> What to do: Return the records exactly as they are.

> Listing:
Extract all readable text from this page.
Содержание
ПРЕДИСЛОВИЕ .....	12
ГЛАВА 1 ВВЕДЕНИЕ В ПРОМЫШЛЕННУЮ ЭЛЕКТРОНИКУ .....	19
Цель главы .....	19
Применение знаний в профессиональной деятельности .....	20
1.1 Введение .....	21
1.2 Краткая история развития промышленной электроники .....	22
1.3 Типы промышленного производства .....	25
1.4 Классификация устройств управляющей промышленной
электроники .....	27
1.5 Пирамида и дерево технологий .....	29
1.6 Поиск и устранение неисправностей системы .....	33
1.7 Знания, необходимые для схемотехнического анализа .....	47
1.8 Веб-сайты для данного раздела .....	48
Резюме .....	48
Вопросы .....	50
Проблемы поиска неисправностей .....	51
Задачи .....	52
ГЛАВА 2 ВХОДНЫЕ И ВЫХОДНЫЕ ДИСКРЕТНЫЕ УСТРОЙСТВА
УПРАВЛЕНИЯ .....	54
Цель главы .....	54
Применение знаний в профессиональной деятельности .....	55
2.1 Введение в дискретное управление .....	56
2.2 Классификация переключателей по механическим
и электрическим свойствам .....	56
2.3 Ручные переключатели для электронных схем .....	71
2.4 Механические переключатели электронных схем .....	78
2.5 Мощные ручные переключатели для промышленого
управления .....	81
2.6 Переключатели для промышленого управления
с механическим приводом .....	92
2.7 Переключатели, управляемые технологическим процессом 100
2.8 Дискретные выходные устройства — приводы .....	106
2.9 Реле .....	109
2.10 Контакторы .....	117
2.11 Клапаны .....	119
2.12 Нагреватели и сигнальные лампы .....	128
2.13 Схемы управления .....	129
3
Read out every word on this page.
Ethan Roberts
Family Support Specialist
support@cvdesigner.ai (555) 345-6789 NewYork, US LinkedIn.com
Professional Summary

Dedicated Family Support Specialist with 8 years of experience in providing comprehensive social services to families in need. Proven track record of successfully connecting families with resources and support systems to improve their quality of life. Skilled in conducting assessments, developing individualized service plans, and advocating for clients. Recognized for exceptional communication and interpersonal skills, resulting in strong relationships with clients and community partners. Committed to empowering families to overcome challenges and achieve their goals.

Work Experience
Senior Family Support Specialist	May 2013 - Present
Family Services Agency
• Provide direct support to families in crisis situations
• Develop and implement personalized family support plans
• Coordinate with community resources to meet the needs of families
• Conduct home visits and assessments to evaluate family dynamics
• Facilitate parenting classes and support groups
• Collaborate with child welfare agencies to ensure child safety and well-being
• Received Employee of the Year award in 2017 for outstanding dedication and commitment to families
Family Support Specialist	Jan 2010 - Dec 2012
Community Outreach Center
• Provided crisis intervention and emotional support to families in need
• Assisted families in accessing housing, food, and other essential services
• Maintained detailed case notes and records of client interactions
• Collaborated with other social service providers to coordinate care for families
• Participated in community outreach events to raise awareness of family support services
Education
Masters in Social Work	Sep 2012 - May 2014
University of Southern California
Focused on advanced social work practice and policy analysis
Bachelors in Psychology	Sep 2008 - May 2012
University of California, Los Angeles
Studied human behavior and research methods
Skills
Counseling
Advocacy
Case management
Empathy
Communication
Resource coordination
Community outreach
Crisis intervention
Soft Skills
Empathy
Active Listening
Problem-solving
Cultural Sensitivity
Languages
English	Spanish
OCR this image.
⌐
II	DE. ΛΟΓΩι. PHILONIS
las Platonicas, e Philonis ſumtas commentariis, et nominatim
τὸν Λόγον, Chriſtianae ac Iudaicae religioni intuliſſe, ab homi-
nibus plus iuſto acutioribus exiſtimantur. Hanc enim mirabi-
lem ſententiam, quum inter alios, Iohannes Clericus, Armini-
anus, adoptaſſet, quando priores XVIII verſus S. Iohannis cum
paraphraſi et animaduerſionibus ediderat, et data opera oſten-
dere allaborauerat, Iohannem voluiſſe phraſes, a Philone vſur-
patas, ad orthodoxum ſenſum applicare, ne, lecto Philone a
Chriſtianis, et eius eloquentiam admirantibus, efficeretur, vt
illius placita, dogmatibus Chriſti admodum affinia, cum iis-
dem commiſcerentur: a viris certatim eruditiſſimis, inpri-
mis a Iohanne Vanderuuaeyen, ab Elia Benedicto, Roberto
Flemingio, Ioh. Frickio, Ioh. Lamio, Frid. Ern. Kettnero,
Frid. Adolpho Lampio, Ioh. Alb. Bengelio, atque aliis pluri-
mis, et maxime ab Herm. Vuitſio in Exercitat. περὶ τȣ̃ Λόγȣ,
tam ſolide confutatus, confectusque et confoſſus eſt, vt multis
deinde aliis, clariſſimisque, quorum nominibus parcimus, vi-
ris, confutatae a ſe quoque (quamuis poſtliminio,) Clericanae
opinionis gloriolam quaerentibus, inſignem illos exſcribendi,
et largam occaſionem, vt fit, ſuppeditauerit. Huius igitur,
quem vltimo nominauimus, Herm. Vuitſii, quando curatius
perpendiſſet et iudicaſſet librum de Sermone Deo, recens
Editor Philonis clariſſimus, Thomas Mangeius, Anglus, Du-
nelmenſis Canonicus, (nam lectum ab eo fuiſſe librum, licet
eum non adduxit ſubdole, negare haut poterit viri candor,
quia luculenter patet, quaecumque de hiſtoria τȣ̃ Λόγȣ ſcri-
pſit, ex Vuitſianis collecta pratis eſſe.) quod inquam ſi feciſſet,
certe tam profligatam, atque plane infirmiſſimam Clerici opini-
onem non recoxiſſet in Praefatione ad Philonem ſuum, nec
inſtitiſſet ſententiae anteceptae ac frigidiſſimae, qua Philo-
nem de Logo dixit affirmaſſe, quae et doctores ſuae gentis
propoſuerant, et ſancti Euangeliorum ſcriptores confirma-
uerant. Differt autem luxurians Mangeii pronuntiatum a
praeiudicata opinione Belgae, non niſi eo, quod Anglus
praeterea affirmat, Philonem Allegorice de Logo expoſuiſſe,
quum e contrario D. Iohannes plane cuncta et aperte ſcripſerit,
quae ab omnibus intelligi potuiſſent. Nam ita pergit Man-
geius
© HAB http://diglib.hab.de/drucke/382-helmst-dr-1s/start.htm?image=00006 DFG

> Solution for this problem:
Extract all readable text from this page.
Содержание
ПРЕДИСЛОВИЕ .....	12
ГЛАВА 1 ВВЕДЕНИЕ В ПРОМЫШЛЕННУЮ ЭЛЕКТРОНИКУ .....	19
Цель главы .....	19
Применение знаний в профессиональной деятельности .....	20
1.1 Введение .....	21
1.2 Краткая история развития промышленной электроники .....	22
1.3 Типы промышленного производства .....	25
1.4 Классификация устройств управляющей промышленной
электроники .....	27
1.5 Пирамида и дерево технологий .....	29
1.6 Поиск и устранение неисправностей системы .....	33
1.7 Знания, необходимые для схемотехнического анализа .....	47
1.8 Веб-сайты для данного раздела .....	48
Резюме .....	48
Вопросы .....	50
Проблемы поиска неисправностей .....	51
Задачи .....	52
ГЛАВА 2 ВХОДНЫЕ И ВЫХОДНЫЕ ДИСКРЕТНЫЕ УСТРОЙСТВА
УПРАВЛЕНИЯ .....	54
Цель главы .....	54
Применение знаний в профессиональной деятельности .....	55
2.1 Введение в дискретное управление .....	56
2.2 Классификация переключателей по механическим
и электрическим свойствам .....	56
2.3 Ручные переключатели для электронных схем .....	71
2.4 Механические переключатели электронных схем .....	78
2.5 Мощные ручные переключатели для промышленого
управления .....	81
2.6 Переключатели для промышленого управления
с механическим приводом .....	92
2.7 Переключатели, управляемые технологическим процессом 100
2.8 Дискретные выходные устройства — приводы .....	106
2.9 Реле .....	109
2.10 Контакторы .....	117
2.11 Клапаны .....	119
2.12 Нагреватели и сигнальные лампы .....	128
2.13 Схемы управления .....	129
3
Read out every word on this page.
Ethan Roberts
Family Support Specialist
support@cvdesigner.ai (555) 345-6789 NewYork, US LinkedIn.com
Professional Summary

Dedicated Family Support Specialist with 8 years of experience in providing comprehensive social services to families in need. Proven track record of successfully connecting families with resources and support systems to improve their quality of life. Skilled in conducting assessments, developing individualized service plans, and advocating for clients. Recognized for exceptional communication and interpersonal skills, resulting in strong relationships with clients and community partners. Committed to empowering families to overcome challenges and achieve their goals.

Work Experience
Senior Family Support Specialist	May 2013 - Present
Family Services Agency
• Provide direct support to families in crisis situations
• Develop and implement personalized family support plans
• Coordinate with community resources to meet the needs of families
• Conduct home visits and assessments to evaluate family dynamics
• Facilitate parenting classes and support groups
• Collaborate with child welfare agencies to ensure child safety and well-being
• Received Employee of the Year award in 2017 for outstanding dedication and commitment to families
Family Support Specialist	Jan 2010 - Dec 2012
Community Outreach Center
• Provided crisis intervention and emotional support to families in need
• Assisted families in accessing housing, food, and other essential services
• Maintained detailed case notes and records of client interactions
• Collaborated with other social service providers to coordinate care for families
• Participated in community outreach events to raise awareness of family support services
Education
Masters in Social Work	Sep 2012 - May 2014
University of Southern California
Focused on advanced social work practice and policy analysis
Bachelors in Psychology	Sep 2008 - May 2012
University of California, Los Angeles
Studied human behavior and research methods
Skills
Counseling
Advocacy
Case management
Empathy
Communication
Resource coordination
Community outreach
Crisis intervention
Soft Skills
Empathy
Active Listening
Problem-solving
Cultural Sensitivity
Languages
English	Spanish
OCR this image.
⌐
II	DE. ΛΟΓΩι. PHILONIS
las Platonicas, e Philonis ſumtas commentariis, et nominatim
τὸν Λόγον, Chriſtianae ac Iudaicae religioni intuliſſe, ab homi-
nibus plus iuſto acutioribus exiſtimantur. Hanc enim mirabi-
lem ſententiam, quum inter alios, Iohannes Clericus, Armini-
anus, adoptaſſet, quando priores XVIII verſus S. Iohannis cum
paraphraſi et animaduerſionibus ediderat, et data opera oſten-
dere allaborauerat, Iohannem voluiſſe phraſes, a Philone vſur-
patas, ad orthodoxum ſenſum applicare, ne, lecto Philone a
Chriſtianis, et eius eloquentiam admirantibus, efficeretur, vt
illius placita, dogmatibus Chriſti admodum affinia, cum iis-
dem commiſcerentur: a viris certatim eruditiſſimis, inpri-
mis a Iohanne Vanderuuaeyen, ab Elia Benedicto, Roberto
Flemingio, Ioh. Frickio, Ioh. Lamio, Frid. Ern. Kettnero,
Frid. Adolpho Lampio, Ioh. Alb. Bengelio, atque aliis pluri-
mis, et maxime ab Herm. Vuitſio in Exercitat. περὶ τȣ̃ Λόγȣ,
tam ſolide confutatus, confectusque et confoſſus eſt, vt multis
deinde aliis, clariſſimisque, quorum nominibus parcimus, vi-
ris, confutatae a ſe quoque (quamuis poſtliminio,) Clericanae
opinionis gloriolam quaerentibus, inſignem illos exſcribendi,
et largam occaſionem, vt fit, ſuppeditauerit. Huius igitur,
quem vltimo nominauimus, Herm. Vuitſii, quando curatius
perpendiſſet et iudicaſſet librum de Sermone Deo, recens
Editor Philonis clariſſimus, Thomas Mangeius, Anglus, Du-
nelmenſis Canonicus, (nam lectum ab eo fuiſſe librum, licet
eum non adduxit ſubdole, negare haut poterit viri candor,
quia luculenter patet, quaecumque de hiſtoria τȣ̃ Λόγȣ ſcri-
pſit, ex Vuitſianis collecta pratis eſſe.) quod inquam ſi feciſſet,
certe tam profligatam, atque plane infirmiſſimam Clerici opini-
onem non recoxiſſet in Praefatione ad Philonem ſuum, nec
inſtitiſſet ſententiae anteceptae ac frigidiſſimae, qua Philo-
nem de Logo dixit affirmaſſe, quae et doctores ſuae gentis
propoſuerant, et ſancti Euangeliorum ſcriptores confirma-
uerant. Differt autem luxurians Mangeii pronuntiatum a
praeiudicata opinione Belgae, non niſi eo, quod Anglus
praeterea affirmat, Philonem Allegorice de Logo expoſuiſſe,
quum e contrario D. Iohannes plane cuncta et aperte ſcripſerit,
quae ab omnibus intelligi potuiſſent. Nam ita pergit Man-
geius
© HAB http://diglib.hab.de/drucke/382-helmst-dr-1s/start.htm?image=00006 DFG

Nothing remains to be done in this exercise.